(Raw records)

* start *

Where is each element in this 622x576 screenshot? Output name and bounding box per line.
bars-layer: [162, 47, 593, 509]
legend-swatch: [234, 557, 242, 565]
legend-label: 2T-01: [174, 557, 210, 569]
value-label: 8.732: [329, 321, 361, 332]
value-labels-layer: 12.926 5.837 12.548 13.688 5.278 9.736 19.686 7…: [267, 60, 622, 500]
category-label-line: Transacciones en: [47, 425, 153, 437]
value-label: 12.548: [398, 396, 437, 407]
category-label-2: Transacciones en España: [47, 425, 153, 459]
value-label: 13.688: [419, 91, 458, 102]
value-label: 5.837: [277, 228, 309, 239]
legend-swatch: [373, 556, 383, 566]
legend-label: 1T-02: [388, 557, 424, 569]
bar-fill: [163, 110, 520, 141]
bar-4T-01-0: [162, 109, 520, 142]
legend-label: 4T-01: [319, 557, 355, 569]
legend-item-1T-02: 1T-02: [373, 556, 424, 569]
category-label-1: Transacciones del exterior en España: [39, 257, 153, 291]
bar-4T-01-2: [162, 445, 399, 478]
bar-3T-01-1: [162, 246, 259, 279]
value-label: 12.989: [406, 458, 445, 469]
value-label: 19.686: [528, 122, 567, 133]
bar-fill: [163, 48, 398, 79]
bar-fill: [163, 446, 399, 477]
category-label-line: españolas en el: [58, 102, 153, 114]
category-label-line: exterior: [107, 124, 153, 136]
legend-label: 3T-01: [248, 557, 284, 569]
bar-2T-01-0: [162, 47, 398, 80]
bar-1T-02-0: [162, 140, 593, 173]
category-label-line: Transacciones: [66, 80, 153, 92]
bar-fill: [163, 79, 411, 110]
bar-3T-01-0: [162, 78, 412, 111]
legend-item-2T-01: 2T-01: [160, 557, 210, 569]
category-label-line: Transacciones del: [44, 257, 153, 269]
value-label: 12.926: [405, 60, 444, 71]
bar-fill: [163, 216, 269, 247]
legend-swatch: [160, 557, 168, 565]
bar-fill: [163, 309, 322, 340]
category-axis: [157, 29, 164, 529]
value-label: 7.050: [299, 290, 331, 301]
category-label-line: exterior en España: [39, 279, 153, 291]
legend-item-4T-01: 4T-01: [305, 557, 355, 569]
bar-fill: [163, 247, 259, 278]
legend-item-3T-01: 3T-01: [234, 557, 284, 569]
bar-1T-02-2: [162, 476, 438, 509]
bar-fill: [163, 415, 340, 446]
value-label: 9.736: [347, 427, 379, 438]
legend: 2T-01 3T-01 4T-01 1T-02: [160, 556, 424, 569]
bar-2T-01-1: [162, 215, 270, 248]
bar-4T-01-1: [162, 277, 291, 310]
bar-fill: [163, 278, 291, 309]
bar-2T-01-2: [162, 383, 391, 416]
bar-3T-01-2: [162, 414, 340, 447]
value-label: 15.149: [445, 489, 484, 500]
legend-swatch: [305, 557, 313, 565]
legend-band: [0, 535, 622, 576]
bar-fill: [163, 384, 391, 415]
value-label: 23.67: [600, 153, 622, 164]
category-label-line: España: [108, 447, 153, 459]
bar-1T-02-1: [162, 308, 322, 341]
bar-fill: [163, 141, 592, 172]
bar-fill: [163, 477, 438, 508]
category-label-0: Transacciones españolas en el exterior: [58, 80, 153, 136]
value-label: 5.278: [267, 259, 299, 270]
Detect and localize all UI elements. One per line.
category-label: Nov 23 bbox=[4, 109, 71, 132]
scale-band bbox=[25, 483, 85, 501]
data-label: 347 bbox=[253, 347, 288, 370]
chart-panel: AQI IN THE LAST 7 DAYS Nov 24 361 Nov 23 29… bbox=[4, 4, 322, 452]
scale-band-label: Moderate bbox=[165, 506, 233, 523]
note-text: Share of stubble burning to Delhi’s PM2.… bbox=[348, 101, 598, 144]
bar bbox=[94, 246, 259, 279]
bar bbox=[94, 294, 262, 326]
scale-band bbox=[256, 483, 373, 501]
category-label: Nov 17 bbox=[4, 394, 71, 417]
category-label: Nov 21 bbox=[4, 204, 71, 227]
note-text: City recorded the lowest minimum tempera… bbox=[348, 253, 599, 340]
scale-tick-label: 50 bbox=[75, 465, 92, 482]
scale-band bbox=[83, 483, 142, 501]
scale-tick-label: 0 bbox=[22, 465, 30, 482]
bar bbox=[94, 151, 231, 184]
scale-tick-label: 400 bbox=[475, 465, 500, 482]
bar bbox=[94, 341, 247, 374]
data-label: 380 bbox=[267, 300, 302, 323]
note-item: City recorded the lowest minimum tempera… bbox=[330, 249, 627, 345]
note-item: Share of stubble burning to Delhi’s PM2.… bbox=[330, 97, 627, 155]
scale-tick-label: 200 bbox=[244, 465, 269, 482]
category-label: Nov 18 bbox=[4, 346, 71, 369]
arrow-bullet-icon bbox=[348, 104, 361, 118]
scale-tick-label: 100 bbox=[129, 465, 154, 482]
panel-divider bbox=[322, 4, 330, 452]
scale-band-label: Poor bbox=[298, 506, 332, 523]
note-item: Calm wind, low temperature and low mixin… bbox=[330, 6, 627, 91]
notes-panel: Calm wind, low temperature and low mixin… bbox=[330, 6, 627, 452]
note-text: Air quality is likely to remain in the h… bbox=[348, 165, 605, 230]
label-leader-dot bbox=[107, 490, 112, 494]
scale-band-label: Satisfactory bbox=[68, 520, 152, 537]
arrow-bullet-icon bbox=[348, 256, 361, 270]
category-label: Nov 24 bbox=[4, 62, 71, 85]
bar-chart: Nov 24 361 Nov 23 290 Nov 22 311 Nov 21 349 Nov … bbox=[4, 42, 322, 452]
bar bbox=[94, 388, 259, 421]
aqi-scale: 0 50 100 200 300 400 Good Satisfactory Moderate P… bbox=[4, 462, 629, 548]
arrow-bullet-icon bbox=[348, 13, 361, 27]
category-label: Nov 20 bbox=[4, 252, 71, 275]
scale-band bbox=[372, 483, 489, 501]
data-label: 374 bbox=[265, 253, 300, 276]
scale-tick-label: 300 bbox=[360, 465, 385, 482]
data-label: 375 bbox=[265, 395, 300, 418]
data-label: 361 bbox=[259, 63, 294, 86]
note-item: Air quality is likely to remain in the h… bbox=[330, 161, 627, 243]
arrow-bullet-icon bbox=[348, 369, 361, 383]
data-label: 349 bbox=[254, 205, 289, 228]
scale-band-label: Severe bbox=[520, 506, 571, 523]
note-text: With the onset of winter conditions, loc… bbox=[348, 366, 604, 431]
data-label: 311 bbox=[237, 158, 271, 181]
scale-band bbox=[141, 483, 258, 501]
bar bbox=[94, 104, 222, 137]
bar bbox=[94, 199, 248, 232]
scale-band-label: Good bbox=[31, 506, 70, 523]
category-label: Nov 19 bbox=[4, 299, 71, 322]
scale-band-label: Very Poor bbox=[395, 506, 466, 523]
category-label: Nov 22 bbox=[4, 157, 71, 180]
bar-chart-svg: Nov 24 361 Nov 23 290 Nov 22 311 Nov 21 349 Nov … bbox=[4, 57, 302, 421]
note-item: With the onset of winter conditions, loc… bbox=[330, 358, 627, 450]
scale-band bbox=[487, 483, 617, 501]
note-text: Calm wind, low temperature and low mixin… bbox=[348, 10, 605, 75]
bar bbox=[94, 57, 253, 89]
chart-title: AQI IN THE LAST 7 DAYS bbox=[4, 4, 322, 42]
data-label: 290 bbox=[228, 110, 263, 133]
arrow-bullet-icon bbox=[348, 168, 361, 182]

* end *

▸ Task: Can you format every line of the rows above as a JSON list of strings, with one string per line and blank lines left out?

▸ Answer to this exercise:
[
  "Where is each element in this 622x576 screenshot? Output name and bounding box per line.",
  "bars-layer: [162, 47, 593, 509]",
  "legend-swatch: [234, 557, 242, 565]",
  "legend-label: 2T-01: [174, 557, 210, 569]",
  "value-label: 8.732: [329, 321, 361, 332]",
  "value-labels-layer: 12.926 5.837 12.548 13.688 5.278 9.736 19.686 7…: [267, 60, 622, 500]",
  "category-label-line: Transacciones en: [47, 425, 153, 437]",
  "value-label: 12.548: [398, 396, 437, 407]",
  "category-label-2: Transacciones en España: [47, 425, 153, 459]",
  "value-label: 13.688: [419, 91, 458, 102]",
  "value-label: 5.837: [277, 228, 309, 239]",
  "legend-swatch: [373, 556, 383, 566]",
  "legend-label: 1T-02: [388, 557, 424, 569]",
  "bar-fill: [163, 110, 520, 141]",
  "bar-4T-01-0: [162, 109, 520, 142]",
  "legend-label: 4T-01: [319, 557, 355, 569]",
  "legend-item-1T-02: 1T-02: [373, 556, 424, 569]",
  "category-label-1: Transacciones del exterior en España: [39, 257, 153, 291]",
  "bar-4T-01-2: [162, 445, 399, 478]",
  "bar-3T-01-1: [162, 246, 259, 279]",
  "value-label: 12.989: [406, 458, 445, 469]",
  "value-label: 19.686: [528, 122, 567, 133]",
  "bar-fill: [163, 48, 398, 79]",
  "bar-fill: [163, 446, 399, 477]",
  "category-label-line: españolas en el: [58, 102, 153, 114]",
  "category-label-line: exterior: [107, 124, 153, 136]",
  "legend-label: 3T-01: [248, 557, 284, 569]",
  "bar-2T-01-0: [162, 47, 398, 80]",
  "bar-1T-02-0: [162, 140, 593, 173]",
  "category-label-line: Transacciones: [66, 80, 153, 92]",
  "bar-fill: [163, 79, 411, 110]",
  "bar-3T-01-0: [162, 78, 412, 111]",
  "legend-item-2T-01: 2T-01: [160, 557, 210, 569]",
  "category-label-line: Transacciones del: [44, 257, 153, 269]",
  "value-label: 12.926: [405, 60, 444, 71]",
  "bar-fill: [163, 216, 269, 247]",
  "legend-swatch: [160, 557, 168, 565]",
  "bar-fill: [163, 309, 322, 340]",
  "category-axis: [157, 29, 164, 529]",
  "value-label: 7.050: [299, 290, 331, 301]",
  "category-label-line: exterior en España: [39, 279, 153, 291]",
  "legend-item-4T-01: 4T-01: [305, 557, 355, 569]",
  "bar-fill: [163, 247, 259, 278]",
  "legend-item-3T-01: 3T-01: [234, 557, 284, 569]",
  "bar-1T-02-2: [162, 476, 438, 509]",
  "bar-fill: [163, 415, 340, 446]",
  "value-label: 9.736: [347, 427, 379, 438]",
  "legend: 2T-01 3T-01 4T-01 1T-02: [160, 556, 424, 569]",
  "bar-2T-01-1: [162, 215, 270, 248]",
  "bar-4T-01-1: [162, 277, 291, 310]",
  "bar-fill: [163, 278, 291, 309]",
  "bar-2T-01-2: [162, 383, 391, 416]",
  "bar-3T-01-2: [162, 414, 340, 447]",
  "value-label: 15.149: [445, 489, 484, 500]",
  "legend-swatch: [305, 557, 313, 565]",
  "legend-band: [0, 535, 622, 576]",
  "bar-fill: [163, 384, 391, 415]",
  "value-label: 23.67: [600, 153, 622, 164]",
  "category-label-line: España: [108, 447, 153, 459]",
  "bar-1T-02-1: [162, 308, 322, 341]",
  "bar-fill: [163, 141, 592, 172]",
  "bar-fill: [163, 477, 438, 508]",
  "category-label-0: Transacciones españolas en el exterior: [58, 80, 153, 136]",
  "value-label: 5.278: [267, 259, 299, 270]",
  "Detect and localize all UI elements. One per line.",
  "category-label: Nov 23 bbox=[4, 109, 71, 132]",
  "scale-band bbox=[25, 483, 85, 501]",
  "data-label: 347 bbox=[253, 347, 288, 370]",
  "chart-panel: AQI IN THE LAST 7 DAYS Nov 24 361 Nov 23 29… bbox=[4, 4, 322, 452]",
  "scale-band-label: Moderate bbox=[165, 506, 233, 523]",
  "note-text: Share of stubble burning to Delhi’s PM2.… bbox=[348, 101, 598, 144]",
  "bar bbox=[94, 246, 259, 279]",
  "bar bbox=[94, 294, 262, 326]",
  "scale-band bbox=[256, 483, 373, 501]",
  "category-label: Nov 17 bbox=[4, 394, 71, 417]",
  "category-label: Nov 21 bbox=[4, 204, 71, 227]",
  "note-text: City recorded the lowest minimum tempera… bbox=[348, 253, 599, 340]",
  "scale-tick-label: 50 bbox=[75, 465, 92, 482]",
  "scale-band bbox=[83, 483, 142, 501]",
  "scale-tick-label: 0 bbox=[22, 465, 30, 482]",
  "bar bbox=[94, 151, 231, 184]",
  "scale-tick-label: 400 bbox=[475, 465, 500, 482]",
  "bar bbox=[94, 341, 247, 374]",
  "data-label: 380 bbox=[267, 300, 302, 323]",
  "note-item: City recorded the lowest minimum tempera… bbox=[330, 249, 627, 345]",
  "note-item: Share of stubble burning to Delhi’s PM2.… bbox=[330, 97, 627, 155]",
  "scale-tick-label: 200 bbox=[244, 465, 269, 482]",
  "category-label: Nov 18 bbox=[4, 346, 71, 369]",
  "arrow-bullet-icon bbox=[348, 104, 361, 118]",
  "scale-tick-label: 100 bbox=[129, 465, 154, 482]",
  "panel-divider bbox=[322, 4, 330, 452]",
  "scale-band-label: Poor bbox=[298, 506, 332, 523]",
  "note-item: Calm wind, low temperature and low mixin… bbox=[330, 6, 627, 91]",
  "notes-panel: Calm wind, low temperature and low mixin… bbox=[330, 6, 627, 452]",
  "note-text: Air quality is likely to remain in the h… bbox=[348, 165, 605, 230]",
  "label-leader-dot bbox=[107, 490, 112, 494]",
  "scale-band-label: Satisfactory bbox=[68, 520, 152, 537]",
  "arrow-bullet-icon bbox=[348, 256, 361, 270]",
  "category-label: Nov 24 bbox=[4, 62, 71, 85]",
  "bar-chart: Nov 24 361 Nov 23 290 Nov 22 311 Nov 21 349 Nov … bbox=[4, 42, 322, 452]",
  "bar bbox=[94, 388, 259, 421]",
  "aqi-scale: 0 50 100 200 300 400 Good Satisfactory Moderate P… bbox=[4, 462, 629, 548]",
  "arrow-bullet-icon bbox=[348, 13, 361, 27]",
  "category-label: Nov 20 bbox=[4, 252, 71, 275]",
  "scale-band bbox=[372, 483, 489, 501]",
  "data-label: 374 bbox=[265, 253, 300, 276]",
  "scale-tick-label: 300 bbox=[360, 465, 385, 482]",
  "data-label: 375 bbox=[265, 395, 300, 418]",
  "data-label: 361 bbox=[259, 63, 294, 86]",
  "note-item: Air quality is likely to remain in the h… bbox=[330, 161, 627, 243]",
  "arrow-bullet-icon bbox=[348, 369, 361, 383]",
  "data-label: 349 bbox=[254, 205, 289, 228]",
  "scale-band-label: Severe bbox=[520, 506, 571, 523]",
  "note-text: With the onset of winter conditions, loc… bbox=[348, 366, 604, 431]",
  "data-label: 311 bbox=[237, 158, 271, 181]",
  "scale-band bbox=[141, 483, 258, 501]",
  "bar bbox=[94, 104, 222, 137]",
  "bar bbox=[94, 199, 248, 232]",
  "scale-band-label: Good bbox=[31, 506, 70, 523]",
  "category-label: Nov 19 bbox=[4, 299, 71, 322]",
  "scale-band-label: Very Poor bbox=[395, 506, 466, 523]",
  "category-label: Nov 22 bbox=[4, 157, 71, 180]",
  "bar-chart-svg: Nov 24 361 Nov 23 290 Nov 22 311 Nov 21 349 Nov … bbox=[4, 57, 302, 421]",
  "note-item: With the onset of winter conditions, loc… bbox=[330, 358, 627, 450]",
  "scale-band bbox=[487, 483, 617, 501]",
  "note-text: Calm wind, low temperature and low mixin… bbox=[348, 10, 605, 75]",
  "bar bbox=[94, 57, 253, 89]",
  "chart-title: AQI IN THE LAST 7 DAYS bbox=[4, 4, 322, 42]",
  "data-label: 290 bbox=[228, 110, 263, 133]",
  "arrow-bullet-icon bbox=[348, 168, 361, 182]"
]